====== DATASET RECORDS ======

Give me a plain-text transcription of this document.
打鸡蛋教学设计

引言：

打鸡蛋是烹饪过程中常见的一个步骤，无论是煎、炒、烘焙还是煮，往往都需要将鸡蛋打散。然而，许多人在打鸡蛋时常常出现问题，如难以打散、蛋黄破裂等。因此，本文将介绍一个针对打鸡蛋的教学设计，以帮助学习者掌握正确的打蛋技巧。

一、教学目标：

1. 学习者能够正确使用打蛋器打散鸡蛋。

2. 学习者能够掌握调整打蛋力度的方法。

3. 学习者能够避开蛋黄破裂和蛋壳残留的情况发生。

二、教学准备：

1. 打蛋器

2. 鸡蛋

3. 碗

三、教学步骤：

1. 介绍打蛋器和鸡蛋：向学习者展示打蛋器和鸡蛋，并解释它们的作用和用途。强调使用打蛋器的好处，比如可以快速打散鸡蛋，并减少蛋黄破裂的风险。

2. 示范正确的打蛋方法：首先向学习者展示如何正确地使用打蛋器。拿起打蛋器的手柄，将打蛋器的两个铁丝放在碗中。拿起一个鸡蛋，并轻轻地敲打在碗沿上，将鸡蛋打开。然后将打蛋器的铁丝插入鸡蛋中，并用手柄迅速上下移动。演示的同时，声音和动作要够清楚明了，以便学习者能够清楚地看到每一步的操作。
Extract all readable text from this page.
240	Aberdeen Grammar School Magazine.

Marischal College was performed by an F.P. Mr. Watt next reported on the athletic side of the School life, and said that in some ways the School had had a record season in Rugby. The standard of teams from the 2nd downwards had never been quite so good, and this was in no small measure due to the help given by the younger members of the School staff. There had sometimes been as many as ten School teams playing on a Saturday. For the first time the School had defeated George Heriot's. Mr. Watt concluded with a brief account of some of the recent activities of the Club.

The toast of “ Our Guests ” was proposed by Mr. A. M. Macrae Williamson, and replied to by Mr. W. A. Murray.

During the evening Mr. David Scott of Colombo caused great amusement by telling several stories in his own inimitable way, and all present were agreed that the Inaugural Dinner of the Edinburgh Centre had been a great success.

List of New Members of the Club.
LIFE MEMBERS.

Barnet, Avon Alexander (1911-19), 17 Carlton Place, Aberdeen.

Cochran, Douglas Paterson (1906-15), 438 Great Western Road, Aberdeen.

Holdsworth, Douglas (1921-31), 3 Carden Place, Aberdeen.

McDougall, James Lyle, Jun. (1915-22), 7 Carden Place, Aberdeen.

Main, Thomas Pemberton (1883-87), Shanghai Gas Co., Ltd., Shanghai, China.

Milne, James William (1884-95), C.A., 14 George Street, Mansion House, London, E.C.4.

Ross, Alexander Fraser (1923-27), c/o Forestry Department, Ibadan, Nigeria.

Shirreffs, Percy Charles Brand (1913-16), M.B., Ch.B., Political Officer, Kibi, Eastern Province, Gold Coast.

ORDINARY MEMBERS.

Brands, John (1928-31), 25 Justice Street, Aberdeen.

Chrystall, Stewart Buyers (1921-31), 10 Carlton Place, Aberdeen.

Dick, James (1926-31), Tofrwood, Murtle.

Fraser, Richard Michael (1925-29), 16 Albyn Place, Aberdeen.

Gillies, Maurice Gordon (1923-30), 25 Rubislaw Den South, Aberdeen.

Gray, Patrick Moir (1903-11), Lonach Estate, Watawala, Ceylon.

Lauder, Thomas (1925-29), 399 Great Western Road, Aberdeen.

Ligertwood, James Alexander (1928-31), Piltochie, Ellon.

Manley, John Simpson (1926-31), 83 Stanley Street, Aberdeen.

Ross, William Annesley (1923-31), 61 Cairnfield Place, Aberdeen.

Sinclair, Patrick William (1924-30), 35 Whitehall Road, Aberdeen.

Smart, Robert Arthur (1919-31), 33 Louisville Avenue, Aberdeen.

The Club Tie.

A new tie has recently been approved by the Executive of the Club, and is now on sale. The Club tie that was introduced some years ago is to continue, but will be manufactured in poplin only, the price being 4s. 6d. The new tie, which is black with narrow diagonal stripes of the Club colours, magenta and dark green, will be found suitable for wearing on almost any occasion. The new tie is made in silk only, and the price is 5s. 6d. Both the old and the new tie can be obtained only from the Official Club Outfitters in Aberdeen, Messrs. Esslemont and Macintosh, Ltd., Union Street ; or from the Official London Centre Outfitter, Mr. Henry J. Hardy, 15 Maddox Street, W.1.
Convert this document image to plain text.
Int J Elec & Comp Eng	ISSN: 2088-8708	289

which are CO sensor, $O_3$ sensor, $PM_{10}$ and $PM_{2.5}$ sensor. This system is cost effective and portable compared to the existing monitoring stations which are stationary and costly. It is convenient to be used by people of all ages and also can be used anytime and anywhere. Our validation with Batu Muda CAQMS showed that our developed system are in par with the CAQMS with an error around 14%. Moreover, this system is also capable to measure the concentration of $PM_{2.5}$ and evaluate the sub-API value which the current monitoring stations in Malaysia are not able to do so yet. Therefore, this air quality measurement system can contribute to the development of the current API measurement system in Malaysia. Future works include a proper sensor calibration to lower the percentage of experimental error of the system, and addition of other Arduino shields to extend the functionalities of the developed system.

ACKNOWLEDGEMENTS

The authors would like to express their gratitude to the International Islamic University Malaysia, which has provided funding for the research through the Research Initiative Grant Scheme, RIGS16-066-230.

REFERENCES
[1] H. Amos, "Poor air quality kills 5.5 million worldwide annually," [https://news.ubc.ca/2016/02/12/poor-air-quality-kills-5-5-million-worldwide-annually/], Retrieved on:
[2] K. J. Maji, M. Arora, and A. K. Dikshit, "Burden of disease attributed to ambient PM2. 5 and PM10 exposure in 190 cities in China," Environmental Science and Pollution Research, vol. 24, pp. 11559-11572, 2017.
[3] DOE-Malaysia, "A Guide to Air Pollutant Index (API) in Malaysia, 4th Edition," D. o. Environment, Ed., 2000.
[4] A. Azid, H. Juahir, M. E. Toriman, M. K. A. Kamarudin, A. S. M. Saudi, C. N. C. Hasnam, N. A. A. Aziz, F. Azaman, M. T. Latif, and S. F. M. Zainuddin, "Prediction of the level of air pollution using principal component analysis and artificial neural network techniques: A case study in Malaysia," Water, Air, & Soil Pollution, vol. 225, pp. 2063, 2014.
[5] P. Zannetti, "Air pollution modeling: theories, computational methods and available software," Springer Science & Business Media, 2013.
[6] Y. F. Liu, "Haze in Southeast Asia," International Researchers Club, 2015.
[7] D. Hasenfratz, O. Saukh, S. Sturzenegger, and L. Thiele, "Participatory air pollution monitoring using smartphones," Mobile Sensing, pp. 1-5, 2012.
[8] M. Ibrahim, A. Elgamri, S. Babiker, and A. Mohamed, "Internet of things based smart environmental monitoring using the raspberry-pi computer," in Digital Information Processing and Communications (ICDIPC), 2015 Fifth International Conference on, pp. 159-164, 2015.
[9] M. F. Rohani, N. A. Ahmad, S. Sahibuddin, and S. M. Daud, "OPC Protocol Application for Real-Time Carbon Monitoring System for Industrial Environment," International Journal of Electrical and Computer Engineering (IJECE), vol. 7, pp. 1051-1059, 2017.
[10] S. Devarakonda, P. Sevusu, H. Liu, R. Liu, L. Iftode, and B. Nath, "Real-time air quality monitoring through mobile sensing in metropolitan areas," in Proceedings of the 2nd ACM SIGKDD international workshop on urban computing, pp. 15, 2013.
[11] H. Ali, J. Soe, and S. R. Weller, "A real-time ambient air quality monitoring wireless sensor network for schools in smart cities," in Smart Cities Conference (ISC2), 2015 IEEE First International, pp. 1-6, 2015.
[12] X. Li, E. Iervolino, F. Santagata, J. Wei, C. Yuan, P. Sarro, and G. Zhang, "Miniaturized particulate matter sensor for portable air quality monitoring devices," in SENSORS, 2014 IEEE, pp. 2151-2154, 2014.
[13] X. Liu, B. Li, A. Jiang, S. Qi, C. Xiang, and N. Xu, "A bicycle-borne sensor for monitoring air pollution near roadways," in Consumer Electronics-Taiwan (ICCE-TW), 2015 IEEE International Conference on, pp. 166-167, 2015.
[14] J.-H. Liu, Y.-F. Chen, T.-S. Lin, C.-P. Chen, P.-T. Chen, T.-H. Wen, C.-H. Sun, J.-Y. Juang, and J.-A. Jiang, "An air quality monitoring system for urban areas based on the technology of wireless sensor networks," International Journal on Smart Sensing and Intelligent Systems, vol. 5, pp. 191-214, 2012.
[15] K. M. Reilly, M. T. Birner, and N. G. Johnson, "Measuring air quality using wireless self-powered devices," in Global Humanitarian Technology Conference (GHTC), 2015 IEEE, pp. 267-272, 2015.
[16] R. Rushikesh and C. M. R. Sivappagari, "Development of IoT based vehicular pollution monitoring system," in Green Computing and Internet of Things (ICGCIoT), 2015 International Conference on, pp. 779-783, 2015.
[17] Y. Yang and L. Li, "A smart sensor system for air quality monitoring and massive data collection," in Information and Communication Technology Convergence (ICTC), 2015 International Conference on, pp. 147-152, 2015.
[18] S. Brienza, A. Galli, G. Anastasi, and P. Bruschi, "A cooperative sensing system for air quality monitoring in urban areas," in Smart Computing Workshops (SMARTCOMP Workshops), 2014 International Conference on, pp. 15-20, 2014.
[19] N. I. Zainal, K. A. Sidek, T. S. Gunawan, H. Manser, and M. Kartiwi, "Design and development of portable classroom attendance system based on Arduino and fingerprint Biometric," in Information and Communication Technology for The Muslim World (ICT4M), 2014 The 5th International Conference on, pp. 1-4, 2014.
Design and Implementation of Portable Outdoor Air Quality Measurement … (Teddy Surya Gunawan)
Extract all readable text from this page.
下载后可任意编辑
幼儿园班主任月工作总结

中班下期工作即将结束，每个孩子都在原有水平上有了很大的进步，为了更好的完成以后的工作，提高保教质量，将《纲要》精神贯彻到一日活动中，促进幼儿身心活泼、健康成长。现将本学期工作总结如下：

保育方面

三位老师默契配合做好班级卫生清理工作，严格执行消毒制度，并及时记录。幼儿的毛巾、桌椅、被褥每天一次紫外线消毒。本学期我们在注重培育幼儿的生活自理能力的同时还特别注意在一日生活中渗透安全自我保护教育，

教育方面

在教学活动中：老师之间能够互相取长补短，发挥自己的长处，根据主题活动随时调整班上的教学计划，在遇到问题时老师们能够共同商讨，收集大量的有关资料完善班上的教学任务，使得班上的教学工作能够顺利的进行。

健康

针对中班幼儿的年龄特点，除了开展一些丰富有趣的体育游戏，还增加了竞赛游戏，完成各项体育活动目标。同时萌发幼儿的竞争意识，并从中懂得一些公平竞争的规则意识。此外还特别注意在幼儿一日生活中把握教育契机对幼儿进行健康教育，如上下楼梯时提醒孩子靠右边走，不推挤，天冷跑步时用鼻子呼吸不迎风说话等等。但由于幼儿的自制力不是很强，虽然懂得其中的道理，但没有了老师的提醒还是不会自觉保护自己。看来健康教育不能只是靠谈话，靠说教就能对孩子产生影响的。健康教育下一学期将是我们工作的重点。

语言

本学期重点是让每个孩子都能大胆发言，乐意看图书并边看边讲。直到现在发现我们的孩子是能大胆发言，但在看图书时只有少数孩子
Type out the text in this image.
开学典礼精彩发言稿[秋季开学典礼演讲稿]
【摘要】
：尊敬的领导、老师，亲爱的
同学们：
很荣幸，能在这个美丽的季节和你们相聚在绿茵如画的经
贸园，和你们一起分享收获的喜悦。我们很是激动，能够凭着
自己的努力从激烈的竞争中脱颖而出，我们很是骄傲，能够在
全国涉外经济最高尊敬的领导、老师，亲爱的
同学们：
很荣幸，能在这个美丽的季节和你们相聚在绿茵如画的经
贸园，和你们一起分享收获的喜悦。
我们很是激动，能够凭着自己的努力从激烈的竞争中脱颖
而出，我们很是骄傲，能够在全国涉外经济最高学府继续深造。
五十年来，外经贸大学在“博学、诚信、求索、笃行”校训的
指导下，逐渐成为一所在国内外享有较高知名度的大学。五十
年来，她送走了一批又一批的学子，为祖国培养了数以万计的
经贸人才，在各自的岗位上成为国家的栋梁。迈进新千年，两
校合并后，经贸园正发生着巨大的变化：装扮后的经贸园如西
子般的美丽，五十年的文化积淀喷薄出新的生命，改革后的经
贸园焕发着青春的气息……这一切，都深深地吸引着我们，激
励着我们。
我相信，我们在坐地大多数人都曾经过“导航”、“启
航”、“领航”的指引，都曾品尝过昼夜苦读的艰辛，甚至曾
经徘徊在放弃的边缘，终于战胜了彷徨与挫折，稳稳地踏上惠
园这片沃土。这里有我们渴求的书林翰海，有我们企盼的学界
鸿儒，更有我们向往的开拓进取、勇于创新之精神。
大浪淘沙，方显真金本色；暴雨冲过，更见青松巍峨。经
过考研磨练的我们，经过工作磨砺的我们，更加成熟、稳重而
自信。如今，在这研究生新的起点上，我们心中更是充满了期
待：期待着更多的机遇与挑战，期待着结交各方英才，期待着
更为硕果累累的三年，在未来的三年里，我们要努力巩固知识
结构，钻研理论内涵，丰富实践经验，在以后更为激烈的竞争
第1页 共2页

======

YOUR OBJECTIVE: Count the lines that include the word "cities" and state the result as a bare number.

THE SOLUTION: 2